(Items from a dataset)

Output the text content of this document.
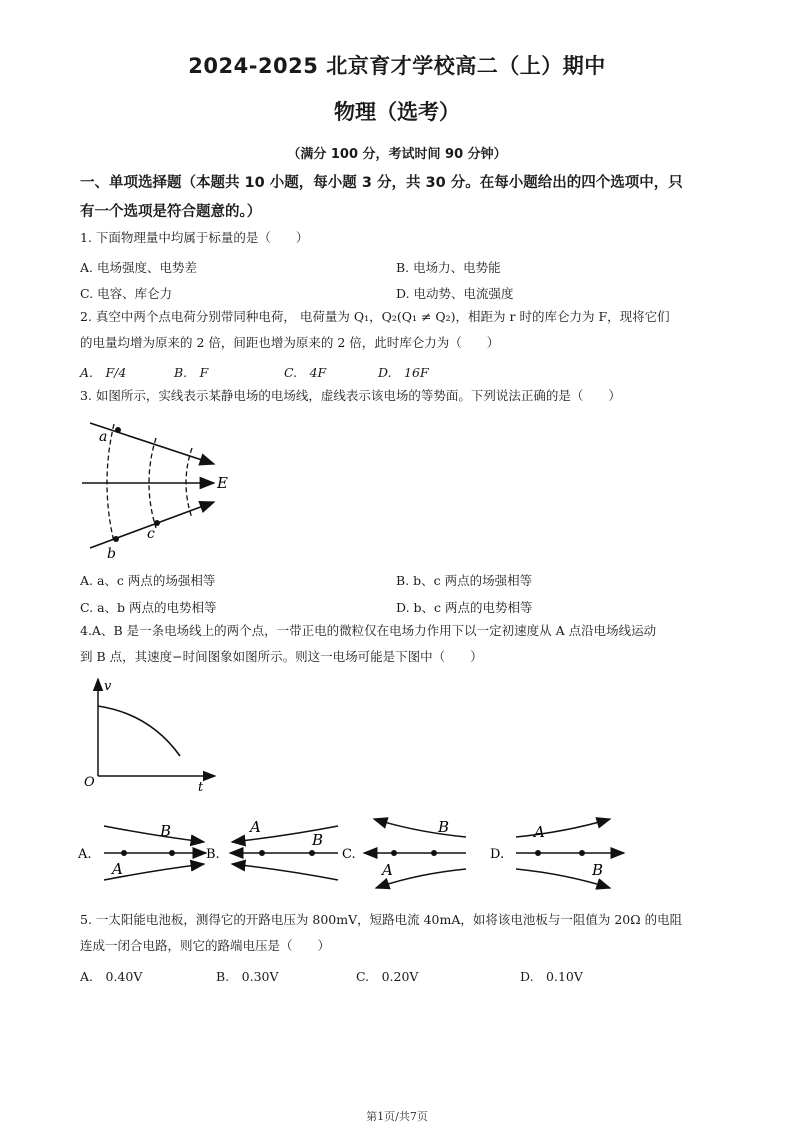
2024-2025 北京育才学校高二（上）期中
物理（选考）
（满分 100 分，考试时间 90 分钟）
一、单项选择题（本题共 10 小题，每小题 3 分，共 30 分。在每小题给出的四个选项中，只
有一个选项是符合题意的。）
1. 下面物理量中均属于标量的是（　　）
A. 电场强度、电势差	B. 电场力、电势能
C. 电容、库仑力	D. 电动势、电流强度
2. 真空中两个点电荷分别带同种电荷， 电荷量为 Q₁，Q₂(Q₁ ≠ Q₂)，相距为 r 时的库仑力为 F，现将它们
的电量均增为原来的 2 倍，间距也增为原来的 2 倍，此时库仑力为（　　）
A.　F/4	B.　F	C.　4F	D.　16F
3. 如图所示，实线表示某静电场的电场线，虚线表示该电场的等势面。下列说法正确的是（　　）
a
b
c
E
A. a、c 两点的场强相等	B. b、c 两点的场强相等
C. a、b 两点的电势相等	D. b、c 两点的电势相等
4.A、B 是一条电场线上的两个点，一带正电的微粒仅在电场力作用下以一定初速度从 A 点沿电场线运动
到 B 点，其速度−时间图象如图所示。则这一电场可能是下图中（　　）
v
t
O
A.
B
A
B.
A
B
C.
B
A
D.
A
B
5. 一太阳能电池板，测得它的开路电压为 800mV，短路电流 40mA，如将该电池板与一阻值为 20Ω 的电阻
连成一闭合电路，则它的路端电压是（　　）
A.　0.40V	B.　0.30V	C.　0.20V	D.　0.10V
第1页/共7页
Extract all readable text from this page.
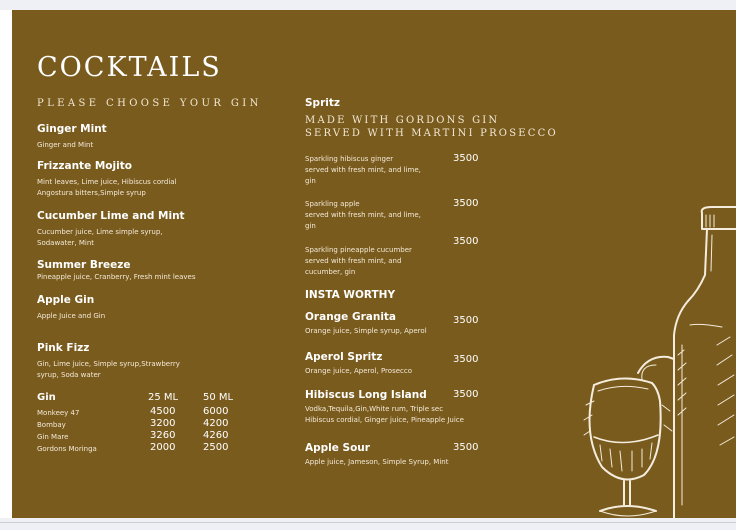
COCKTAILS
PLEASE CHOOSE YOUR GIN
Ginger Mint
Ginger and Mint
Frizzante Mojito
Mint leaves, Lime juice, Hibiscus cordial
Angostura bitters,Simple syrup
Cucumber Lime and Mint
Cucumber juice, Lime simple syrup,
Sodawater, Mint
Summer Breeze
Pineapple juice, Cranberry, Fresh mint leaves
Apple Gin
Apple Juice and Gin
Pink Fizz
Gin, Lime juice, Simple syrup,Strawberry
syrup, Soda water
Gin	25 ML 50 ML
Monkeey 47	4500	6000
Bombay	3200	4200
Gin Mare	3260	4260
Gordons Moringa	2000	2500
Spritz
MADE WITH GORDONS GIN
SERVED WITH MARTINI PROSECCO
Sparkling hibiscus ginger
served with fresh mint, and lime,
gin
3500
Sparkling apple
served with fresh mint, and lime,
gin
3500
Sparkling pineapple cucumber
served with fresh mint, and
cucumber, gin
3500
INSTA WORTHY
Orange Granita
Orange juice, Simple syrup, Aperol
3500
Aperol Spritz
Orange juice, Aperol, Prosecco
3500
Hibiscus Long Island
Vodka,Tequila,Gin,White rum, Triple sec
Hibiscus cordial, Ginger juice, Pineapple Juice
3500
Apple Sour
Apple juice, Jameson, Simple Syrup, Mint
3500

**What is needed:** Scan the material above. Extract every line in which the word "Sparkling" occurs.

**Written answer:**
Sparkling hibiscus ginger
Sparkling apple
Sparkling pineapple cucumber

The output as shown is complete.